[Stored data]
-- Start --

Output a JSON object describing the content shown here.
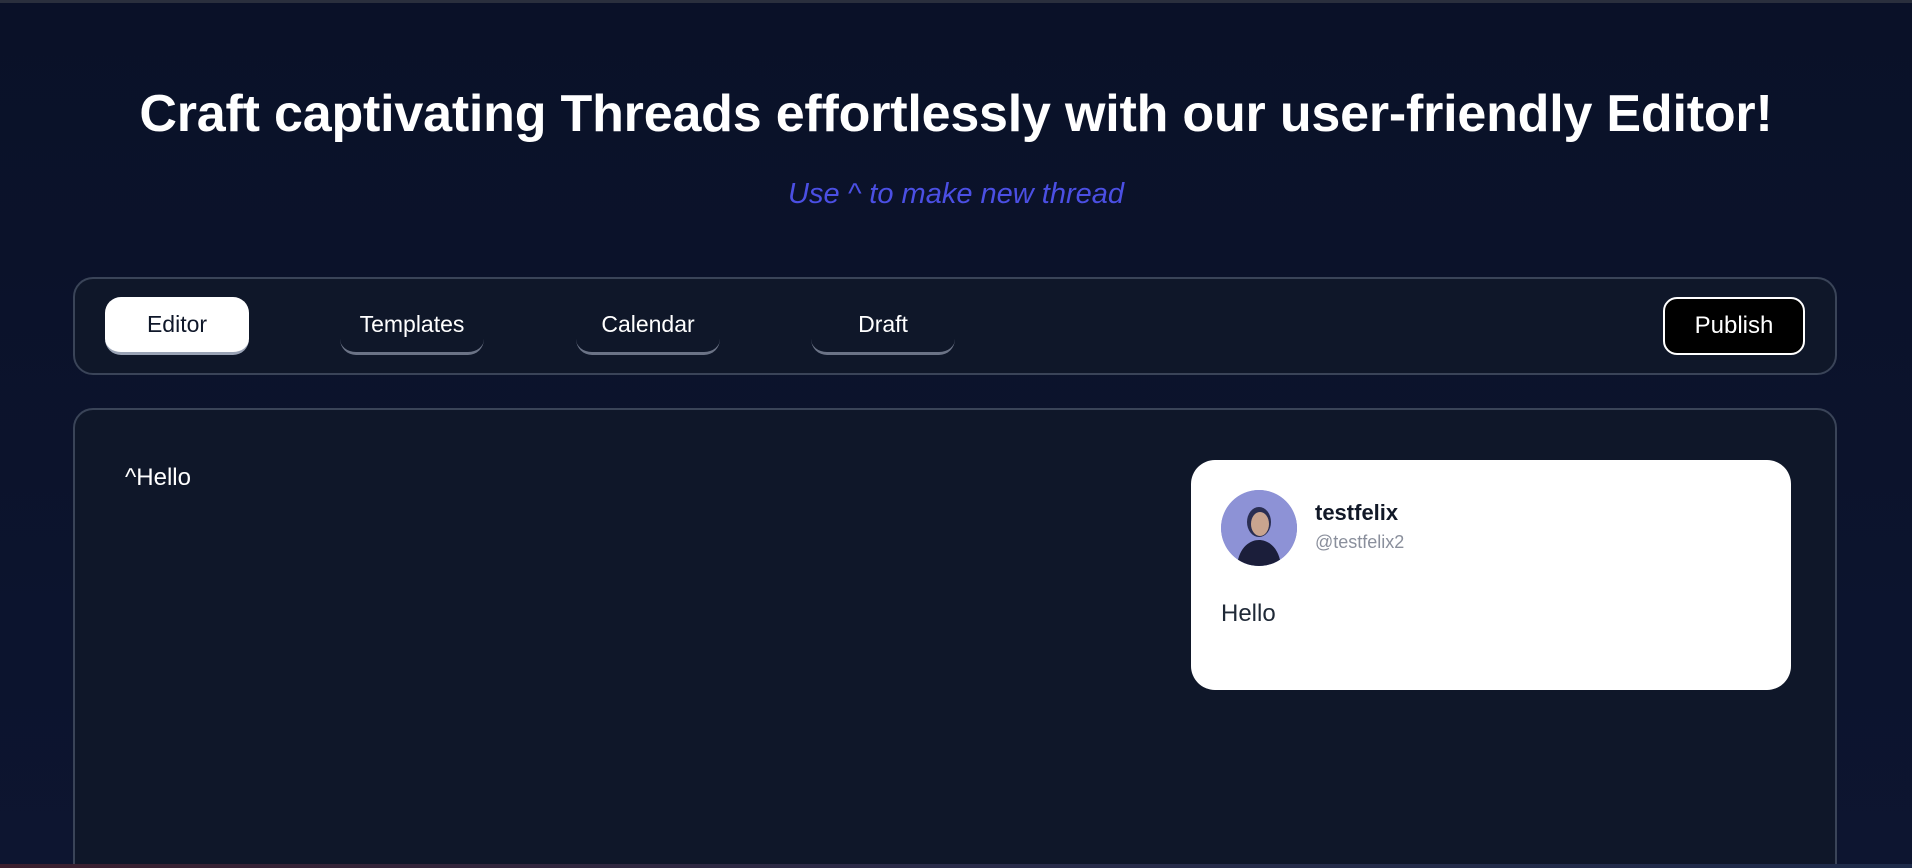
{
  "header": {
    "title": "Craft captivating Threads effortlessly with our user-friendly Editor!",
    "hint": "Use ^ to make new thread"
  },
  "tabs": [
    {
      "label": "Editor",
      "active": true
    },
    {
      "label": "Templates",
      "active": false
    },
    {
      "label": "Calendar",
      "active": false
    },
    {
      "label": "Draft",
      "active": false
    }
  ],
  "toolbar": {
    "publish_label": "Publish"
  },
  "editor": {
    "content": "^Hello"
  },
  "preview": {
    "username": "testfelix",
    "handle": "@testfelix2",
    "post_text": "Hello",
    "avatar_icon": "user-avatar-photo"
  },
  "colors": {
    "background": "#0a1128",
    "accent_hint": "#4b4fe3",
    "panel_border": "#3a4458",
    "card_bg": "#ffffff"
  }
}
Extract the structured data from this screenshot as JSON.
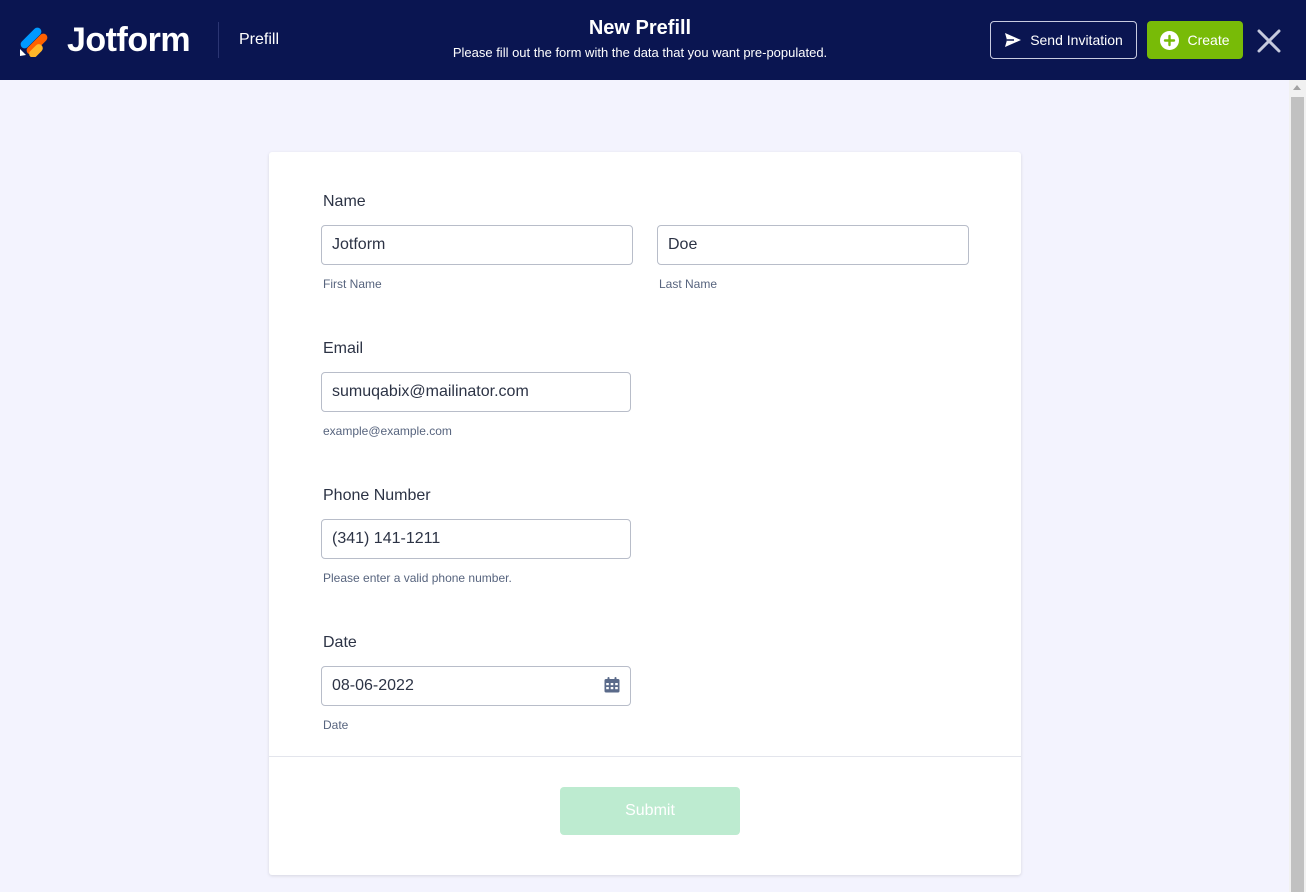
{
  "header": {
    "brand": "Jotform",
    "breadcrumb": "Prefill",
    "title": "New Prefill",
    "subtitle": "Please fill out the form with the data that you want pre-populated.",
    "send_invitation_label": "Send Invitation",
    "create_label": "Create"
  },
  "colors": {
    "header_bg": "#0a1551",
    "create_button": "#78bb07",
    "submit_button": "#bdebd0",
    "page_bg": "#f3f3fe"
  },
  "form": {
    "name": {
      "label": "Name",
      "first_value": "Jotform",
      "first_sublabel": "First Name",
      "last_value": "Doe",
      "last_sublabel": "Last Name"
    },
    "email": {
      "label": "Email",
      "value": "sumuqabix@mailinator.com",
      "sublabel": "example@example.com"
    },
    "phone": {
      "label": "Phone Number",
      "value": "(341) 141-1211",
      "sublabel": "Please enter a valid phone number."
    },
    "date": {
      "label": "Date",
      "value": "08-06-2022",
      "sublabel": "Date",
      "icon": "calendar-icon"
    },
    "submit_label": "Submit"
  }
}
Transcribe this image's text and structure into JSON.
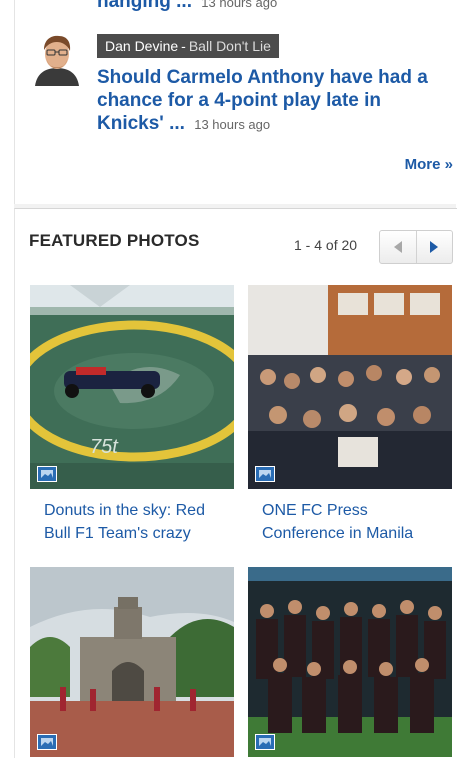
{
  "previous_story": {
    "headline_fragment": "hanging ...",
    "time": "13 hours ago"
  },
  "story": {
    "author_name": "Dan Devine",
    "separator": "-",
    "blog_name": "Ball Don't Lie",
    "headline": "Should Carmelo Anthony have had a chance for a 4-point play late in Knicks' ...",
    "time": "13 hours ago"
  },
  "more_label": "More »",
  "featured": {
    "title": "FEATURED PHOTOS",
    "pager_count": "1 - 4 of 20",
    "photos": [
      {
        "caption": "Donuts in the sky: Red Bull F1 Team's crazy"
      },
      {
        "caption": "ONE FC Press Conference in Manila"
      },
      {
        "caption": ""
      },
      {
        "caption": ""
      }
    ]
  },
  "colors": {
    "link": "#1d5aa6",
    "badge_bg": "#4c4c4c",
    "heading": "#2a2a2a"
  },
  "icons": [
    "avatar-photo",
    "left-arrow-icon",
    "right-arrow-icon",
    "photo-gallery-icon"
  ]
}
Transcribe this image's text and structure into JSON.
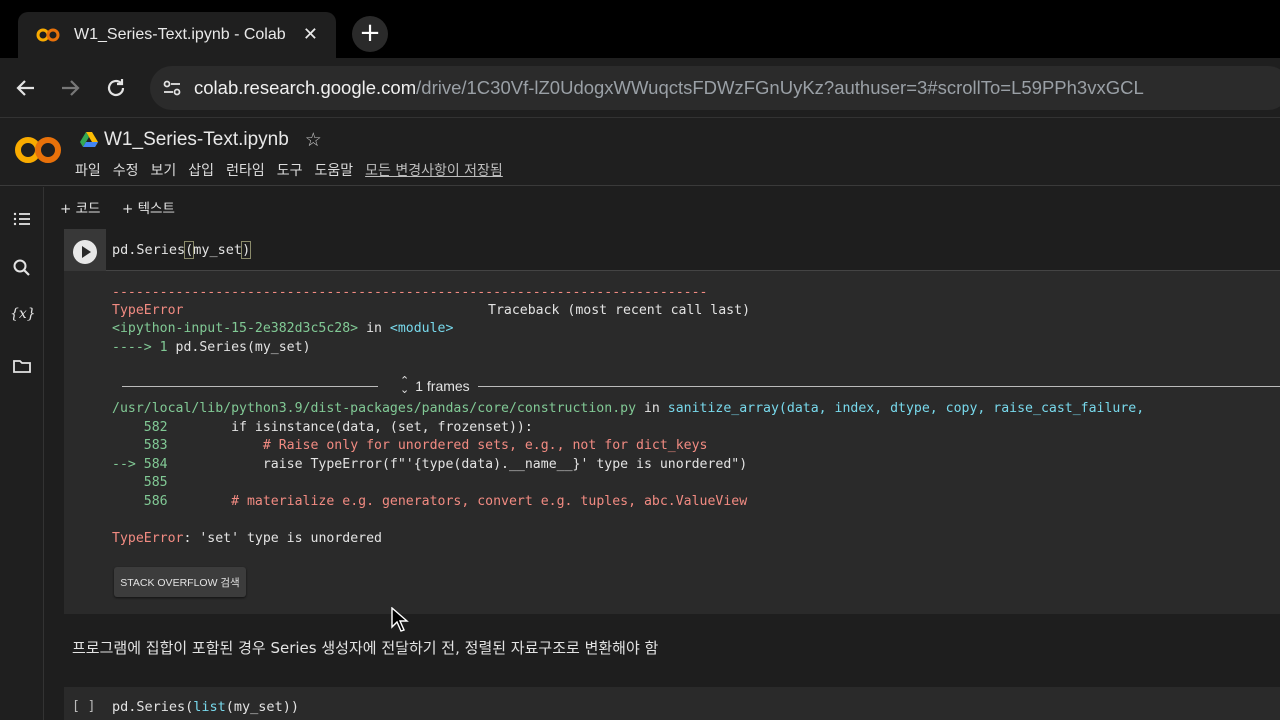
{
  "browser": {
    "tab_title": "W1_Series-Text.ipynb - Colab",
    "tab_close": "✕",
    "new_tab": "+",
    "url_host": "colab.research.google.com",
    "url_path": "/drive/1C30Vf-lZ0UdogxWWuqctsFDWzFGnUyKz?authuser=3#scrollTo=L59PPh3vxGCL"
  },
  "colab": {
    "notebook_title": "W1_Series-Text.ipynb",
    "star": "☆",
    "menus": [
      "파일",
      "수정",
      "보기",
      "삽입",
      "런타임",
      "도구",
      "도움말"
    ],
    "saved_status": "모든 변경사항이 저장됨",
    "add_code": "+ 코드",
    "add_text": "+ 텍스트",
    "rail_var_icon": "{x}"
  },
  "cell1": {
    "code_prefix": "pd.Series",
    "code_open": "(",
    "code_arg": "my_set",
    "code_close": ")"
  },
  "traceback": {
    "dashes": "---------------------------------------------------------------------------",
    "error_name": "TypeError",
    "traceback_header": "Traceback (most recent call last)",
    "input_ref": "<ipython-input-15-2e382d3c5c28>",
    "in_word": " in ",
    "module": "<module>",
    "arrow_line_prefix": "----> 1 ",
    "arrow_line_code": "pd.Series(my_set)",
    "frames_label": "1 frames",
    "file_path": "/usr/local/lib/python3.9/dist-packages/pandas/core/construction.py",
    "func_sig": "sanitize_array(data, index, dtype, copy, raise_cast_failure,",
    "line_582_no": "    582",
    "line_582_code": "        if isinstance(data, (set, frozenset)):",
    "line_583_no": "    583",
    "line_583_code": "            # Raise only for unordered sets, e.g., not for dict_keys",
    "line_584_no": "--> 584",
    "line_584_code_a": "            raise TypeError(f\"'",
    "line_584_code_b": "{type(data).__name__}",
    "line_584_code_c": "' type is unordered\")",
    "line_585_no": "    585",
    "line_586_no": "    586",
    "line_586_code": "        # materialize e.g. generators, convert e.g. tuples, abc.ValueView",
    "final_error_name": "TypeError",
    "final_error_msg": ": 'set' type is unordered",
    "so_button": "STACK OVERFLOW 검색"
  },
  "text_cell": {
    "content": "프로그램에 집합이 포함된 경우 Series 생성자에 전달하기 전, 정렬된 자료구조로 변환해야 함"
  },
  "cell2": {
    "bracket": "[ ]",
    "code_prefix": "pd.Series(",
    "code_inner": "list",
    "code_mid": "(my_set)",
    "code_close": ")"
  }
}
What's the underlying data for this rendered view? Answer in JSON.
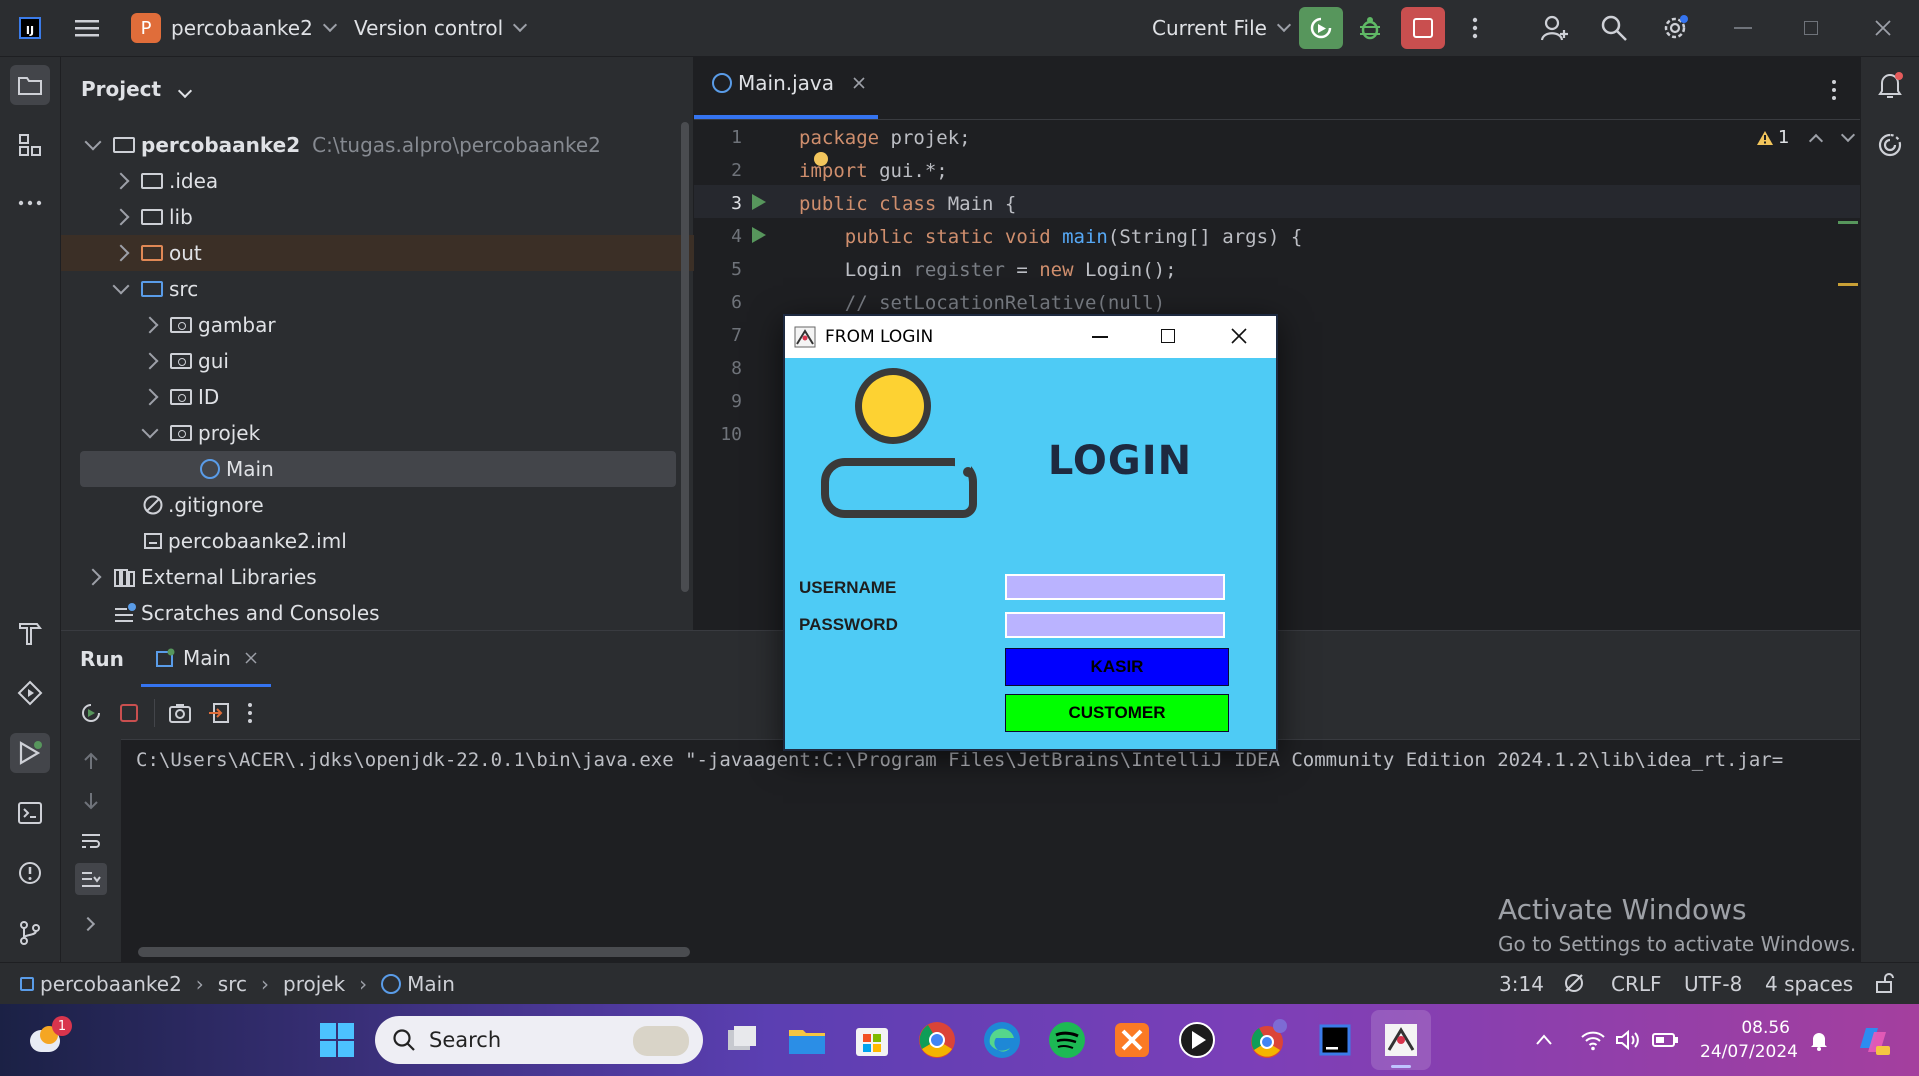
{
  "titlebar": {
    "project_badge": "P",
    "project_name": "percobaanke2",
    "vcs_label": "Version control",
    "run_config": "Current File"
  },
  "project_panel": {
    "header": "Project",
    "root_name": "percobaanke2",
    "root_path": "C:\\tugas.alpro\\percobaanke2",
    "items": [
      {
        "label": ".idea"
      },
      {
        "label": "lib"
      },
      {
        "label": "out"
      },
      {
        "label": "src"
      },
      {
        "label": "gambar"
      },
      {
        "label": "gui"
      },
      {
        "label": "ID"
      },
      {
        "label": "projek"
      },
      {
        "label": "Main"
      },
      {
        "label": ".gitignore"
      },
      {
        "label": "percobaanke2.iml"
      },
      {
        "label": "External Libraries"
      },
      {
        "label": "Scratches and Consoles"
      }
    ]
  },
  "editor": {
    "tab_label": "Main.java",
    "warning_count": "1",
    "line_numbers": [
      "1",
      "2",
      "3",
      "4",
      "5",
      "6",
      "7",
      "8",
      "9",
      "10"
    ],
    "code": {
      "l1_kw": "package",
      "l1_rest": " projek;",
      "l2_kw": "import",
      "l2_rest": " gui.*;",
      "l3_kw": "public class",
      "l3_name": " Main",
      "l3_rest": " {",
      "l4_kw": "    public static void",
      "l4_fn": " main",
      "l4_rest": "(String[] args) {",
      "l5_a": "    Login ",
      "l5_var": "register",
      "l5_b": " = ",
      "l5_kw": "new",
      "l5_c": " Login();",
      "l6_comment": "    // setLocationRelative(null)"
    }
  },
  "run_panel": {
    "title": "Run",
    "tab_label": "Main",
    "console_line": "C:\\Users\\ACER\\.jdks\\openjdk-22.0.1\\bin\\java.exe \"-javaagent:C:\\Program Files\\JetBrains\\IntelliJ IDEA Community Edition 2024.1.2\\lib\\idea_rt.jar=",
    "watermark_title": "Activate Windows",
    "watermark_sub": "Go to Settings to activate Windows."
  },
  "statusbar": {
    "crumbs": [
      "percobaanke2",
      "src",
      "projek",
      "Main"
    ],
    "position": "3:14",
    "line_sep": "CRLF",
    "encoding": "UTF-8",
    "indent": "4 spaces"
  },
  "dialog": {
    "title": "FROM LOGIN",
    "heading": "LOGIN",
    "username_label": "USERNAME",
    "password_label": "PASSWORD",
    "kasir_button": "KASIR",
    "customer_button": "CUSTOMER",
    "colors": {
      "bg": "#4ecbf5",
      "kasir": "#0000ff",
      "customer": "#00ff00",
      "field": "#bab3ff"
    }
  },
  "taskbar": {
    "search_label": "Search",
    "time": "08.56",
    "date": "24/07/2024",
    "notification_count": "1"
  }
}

-- End --

» **What the task requires**: Go through the listing above and report how many of its lines contain the word "this", with only the number as output.

» **Full response**: 4